Without including any images, repeat the data exactly.

**Dataset rows:**

<<<<

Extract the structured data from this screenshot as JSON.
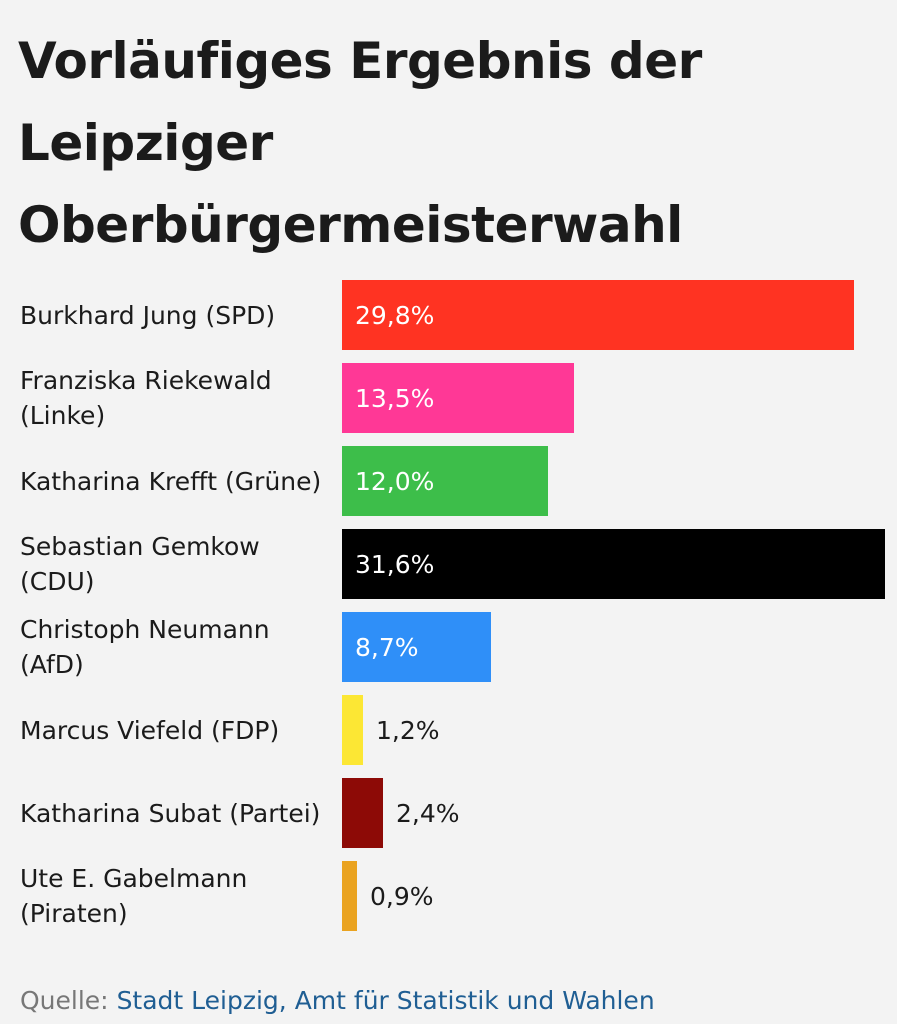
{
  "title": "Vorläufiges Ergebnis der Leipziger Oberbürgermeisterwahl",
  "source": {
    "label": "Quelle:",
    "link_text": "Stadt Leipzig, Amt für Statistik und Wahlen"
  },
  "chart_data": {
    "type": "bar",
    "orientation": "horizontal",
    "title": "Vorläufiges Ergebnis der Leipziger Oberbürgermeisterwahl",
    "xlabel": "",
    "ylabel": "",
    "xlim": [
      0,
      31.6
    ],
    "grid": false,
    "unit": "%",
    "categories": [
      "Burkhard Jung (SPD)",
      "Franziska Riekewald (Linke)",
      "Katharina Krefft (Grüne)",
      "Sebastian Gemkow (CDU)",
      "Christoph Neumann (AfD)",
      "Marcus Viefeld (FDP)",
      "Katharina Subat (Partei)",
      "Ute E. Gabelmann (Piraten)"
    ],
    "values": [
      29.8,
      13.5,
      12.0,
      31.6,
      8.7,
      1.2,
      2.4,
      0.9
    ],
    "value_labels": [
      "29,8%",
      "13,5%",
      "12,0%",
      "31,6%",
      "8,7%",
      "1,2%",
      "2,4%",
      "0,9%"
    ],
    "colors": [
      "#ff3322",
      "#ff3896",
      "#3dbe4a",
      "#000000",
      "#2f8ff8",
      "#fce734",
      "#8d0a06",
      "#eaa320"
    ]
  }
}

>>>>

**Full response:**
Extract the structured data from this screenshot as JSON.
{
  "title": "Vorläufiges Ergebnis der Leipziger Oberbürgermeisterwahl",
  "source": {
    "label": "Quelle:",
    "link_text": "Stadt Leipzig, Amt für Statistik und Wahlen"
  },
  "chart_data": {
    "type": "bar",
    "orientation": "horizontal",
    "title": "Vorläufiges Ergebnis der Leipziger Oberbürgermeisterwahl",
    "xlabel": "",
    "ylabel": "",
    "xlim": [
      0,
      31.6
    ],
    "grid": false,
    "unit": "%",
    "categories": [
      "Burkhard Jung (SPD)",
      "Franziska Riekewald (Linke)",
      "Katharina Krefft (Grüne)",
      "Sebastian Gemkow (CDU)",
      "Christoph Neumann (AfD)",
      "Marcus Viefeld (FDP)",
      "Katharina Subat (Partei)",
      "Ute E. Gabelmann (Piraten)"
    ],
    "values": [
      29.8,
      13.5,
      12.0,
      31.6,
      8.7,
      1.2,
      2.4,
      0.9
    ],
    "value_labels": [
      "29,8%",
      "13,5%",
      "12,0%",
      "31,6%",
      "8,7%",
      "1,2%",
      "2,4%",
      "0,9%"
    ],
    "colors": [
      "#ff3322",
      "#ff3896",
      "#3dbe4a",
      "#000000",
      "#2f8ff8",
      "#fce734",
      "#8d0a06",
      "#eaa320"
    ]
  }
}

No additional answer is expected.